(Dataset records)
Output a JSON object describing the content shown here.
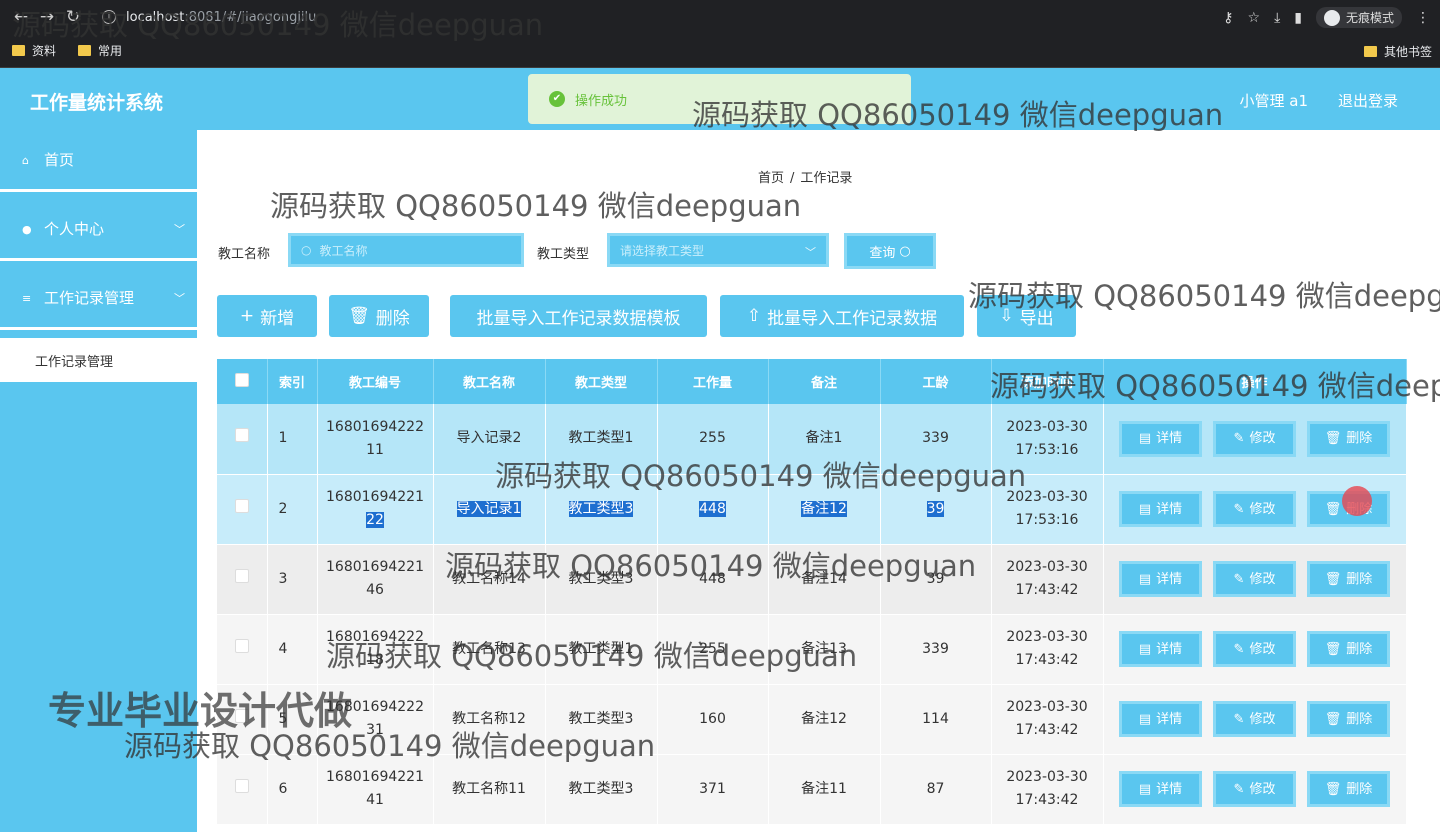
{
  "browser": {
    "url_host": "localhost",
    "url_rest": ":8081/#/jiaogongjilu",
    "incognito_label": "无痕模式",
    "bookmarks": [
      "资料",
      "常用"
    ],
    "other_bookmarks": "其他书签"
  },
  "app": {
    "title": "工作量统计系统",
    "user": "小管理 a1",
    "logout": "退出登录",
    "toast": "操作成功"
  },
  "sidebar": {
    "items": [
      {
        "label": "首页"
      },
      {
        "label": "个人中心"
      },
      {
        "label": "工作记录管理"
      }
    ],
    "sub_item": "工作记录管理"
  },
  "breadcrumb": {
    "home": "首页",
    "sep": "/",
    "current": "工作记录"
  },
  "search": {
    "name_label": "教工名称",
    "name_placeholder": "教工名称",
    "type_label": "教工类型",
    "type_placeholder": "请选择教工类型",
    "query_button": "查询"
  },
  "actions": {
    "add": "新增",
    "delete": "删除",
    "import_template": "批量导入工作记录数据模板",
    "import_data": "批量导入工作记录数据",
    "export": "导出"
  },
  "table": {
    "headers": [
      "索引",
      "教工编号",
      "教工名称",
      "教工类型",
      "工作量",
      "备注",
      "工龄",
      "添加时间",
      "操作"
    ],
    "ops": {
      "detail": "详情",
      "edit": "修改",
      "delete": "删除"
    },
    "rows": [
      {
        "idx": "1",
        "code_a": "16801694222",
        "code_b": "11",
        "name": "导入记录2",
        "type": "教工类型1",
        "workload": "255",
        "remark": "备注1",
        "age": "339",
        "date": "2023-03-30",
        "time": "17:53:16"
      },
      {
        "idx": "2",
        "code_a": "16801694221",
        "code_b": "22",
        "name": "导入记录1",
        "type": "教工类型3",
        "workload": "448",
        "remark": "备注12",
        "age": "39",
        "date": "2023-03-30",
        "time": "17:53:16"
      },
      {
        "idx": "3",
        "code_a": "16801694221",
        "code_b": "46",
        "name": "教工名称14",
        "type": "教工类型3",
        "workload": "448",
        "remark": "备注14",
        "age": "39",
        "date": "2023-03-30",
        "time": "17:43:42"
      },
      {
        "idx": "4",
        "code_a": "16801694222",
        "code_b": "18",
        "name": "教工名称13",
        "type": "教工类型1",
        "workload": "255",
        "remark": "备注13",
        "age": "339",
        "date": "2023-03-30",
        "time": "17:43:42"
      },
      {
        "idx": "5",
        "code_a": "16801694222",
        "code_b": "31",
        "name": "教工名称12",
        "type": "教工类型3",
        "workload": "160",
        "remark": "备注12",
        "age": "114",
        "date": "2023-03-30",
        "time": "17:43:42"
      },
      {
        "idx": "6",
        "code_a": "16801694221",
        "code_b": "41",
        "name": "教工名称11",
        "type": "教工类型3",
        "workload": "371",
        "remark": "备注11",
        "age": "87",
        "date": "2023-03-30",
        "time": "17:43:42"
      }
    ]
  },
  "watermarks": {
    "text": "源码获取 QQ86050149 微信deepguan",
    "text_cut_a": "源码获取 QQ86050149 微信deepg",
    "text_cut_b": "源码获取 QQ86050149 微信deep",
    "banner": "专业毕业设计代做"
  }
}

TASK STATEMENT. Work out how many lines of the data above hold the word "源码获取", and write only the count.

SOLUTION TO THIS EXERCISE. 3